= RECORD SET =

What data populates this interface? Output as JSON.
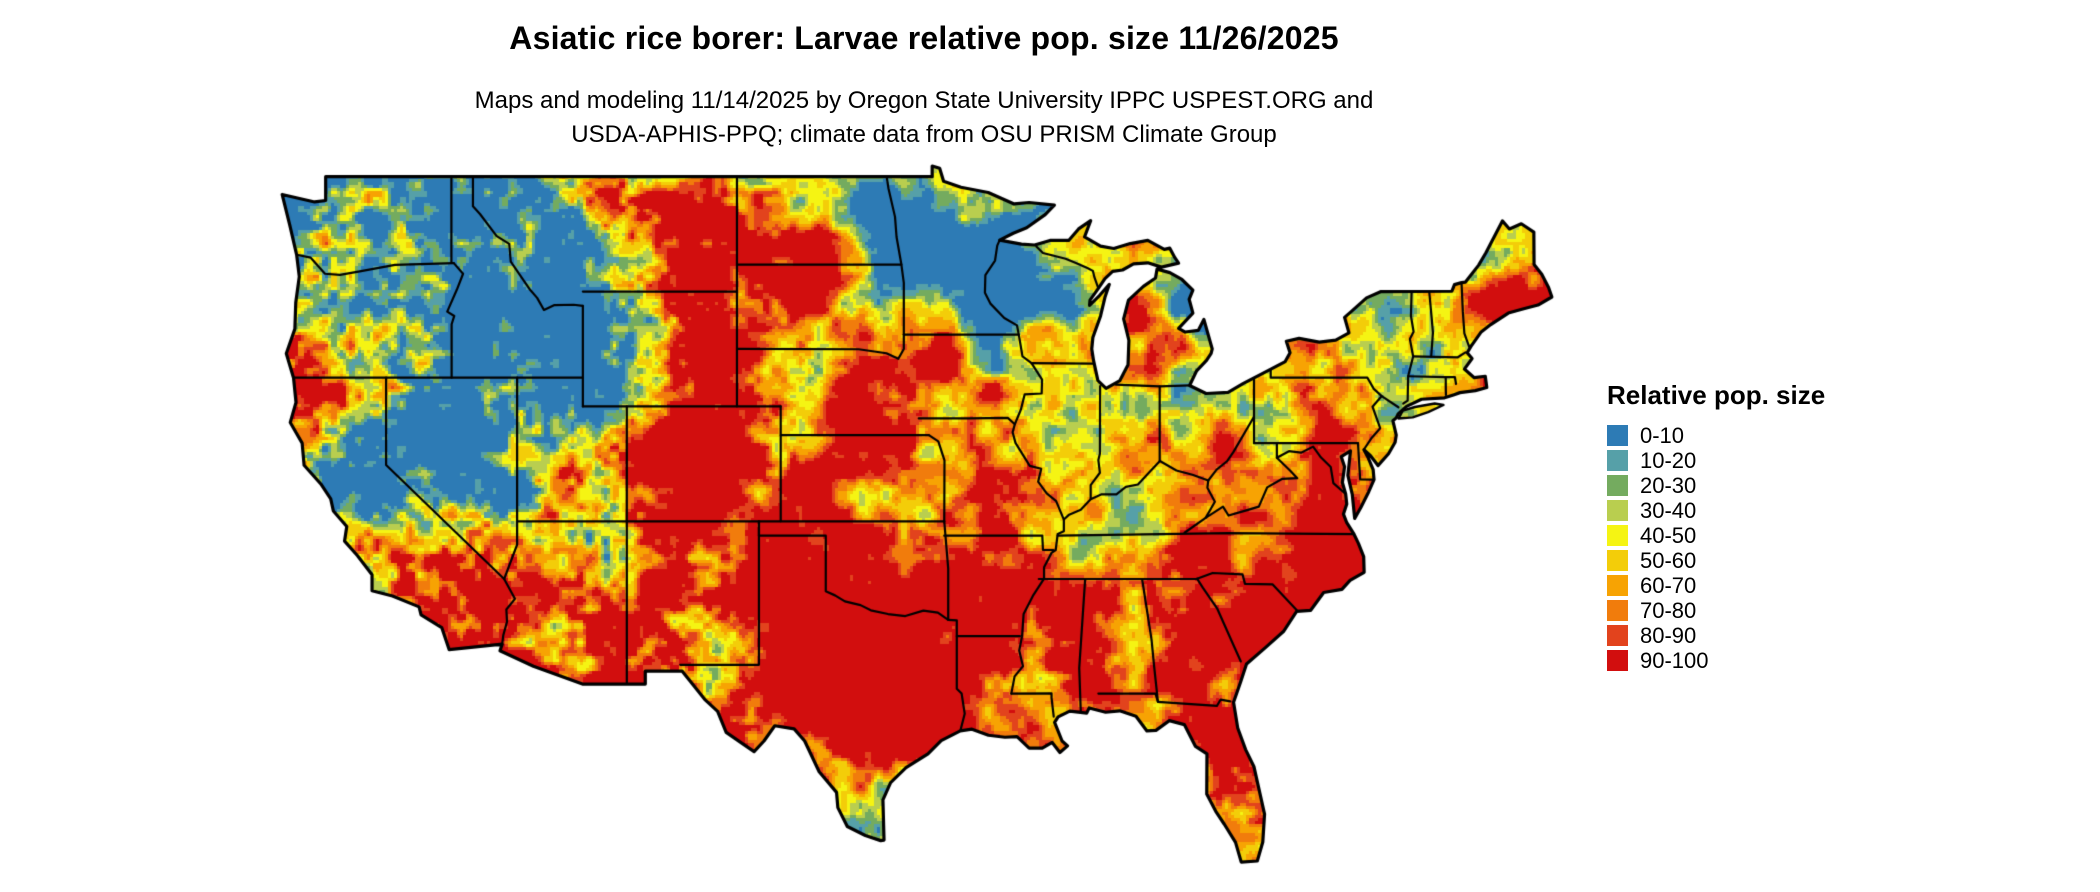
{
  "title": "Asiatic rice borer: Larvae relative pop. size 11/26/2025",
  "subtitle_line1": "Maps and modeling 11/14/2025 by Oregon State University IPPC USPEST.ORG and",
  "subtitle_line2": "USDA-APHIS-PPQ; climate data from OSU PRISM Climate Group",
  "map_region": "Contiguous United States",
  "legend": {
    "title": "Relative pop. size",
    "items": [
      {
        "label": "0-10",
        "color": "#2d7bb5"
      },
      {
        "label": "10-20",
        "color": "#56a0a8"
      },
      {
        "label": "20-30",
        "color": "#74ab5f"
      },
      {
        "label": "30-40",
        "color": "#b9ce4f"
      },
      {
        "label": "40-50",
        "color": "#f5f413"
      },
      {
        "label": "50-60",
        "color": "#f3cd09"
      },
      {
        "label": "60-70",
        "color": "#f7a303"
      },
      {
        "label": "70-80",
        "color": "#f17c0c"
      },
      {
        "label": "80-90",
        "color": "#e2431d"
      },
      {
        "label": "90-100",
        "color": "#d20e0e"
      }
    ]
  }
}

= WRITTEN PROBLEM =
Reproduce the full material exactly, excluding the pictures.

= FINAL RESULT =
What data populates this interface? Output as JSON.
{
  "title": "Asiatic rice borer: Larvae relative pop. size 11/26/2025",
  "subtitle_line1": "Maps and modeling 11/14/2025 by Oregon State University IPPC USPEST.ORG and",
  "subtitle_line2": "USDA-APHIS-PPQ; climate data from OSU PRISM Climate Group",
  "map_region": "Contiguous United States",
  "legend": {
    "title": "Relative pop. size",
    "items": [
      {
        "label": "0-10",
        "color": "#2d7bb5"
      },
      {
        "label": "10-20",
        "color": "#56a0a8"
      },
      {
        "label": "20-30",
        "color": "#74ab5f"
      },
      {
        "label": "30-40",
        "color": "#b9ce4f"
      },
      {
        "label": "40-50",
        "color": "#f5f413"
      },
      {
        "label": "50-60",
        "color": "#f3cd09"
      },
      {
        "label": "60-70",
        "color": "#f7a303"
      },
      {
        "label": "70-80",
        "color": "#f17c0c"
      },
      {
        "label": "80-90",
        "color": "#e2431d"
      },
      {
        "label": "90-100",
        "color": "#d20e0e"
      }
    ]
  }
}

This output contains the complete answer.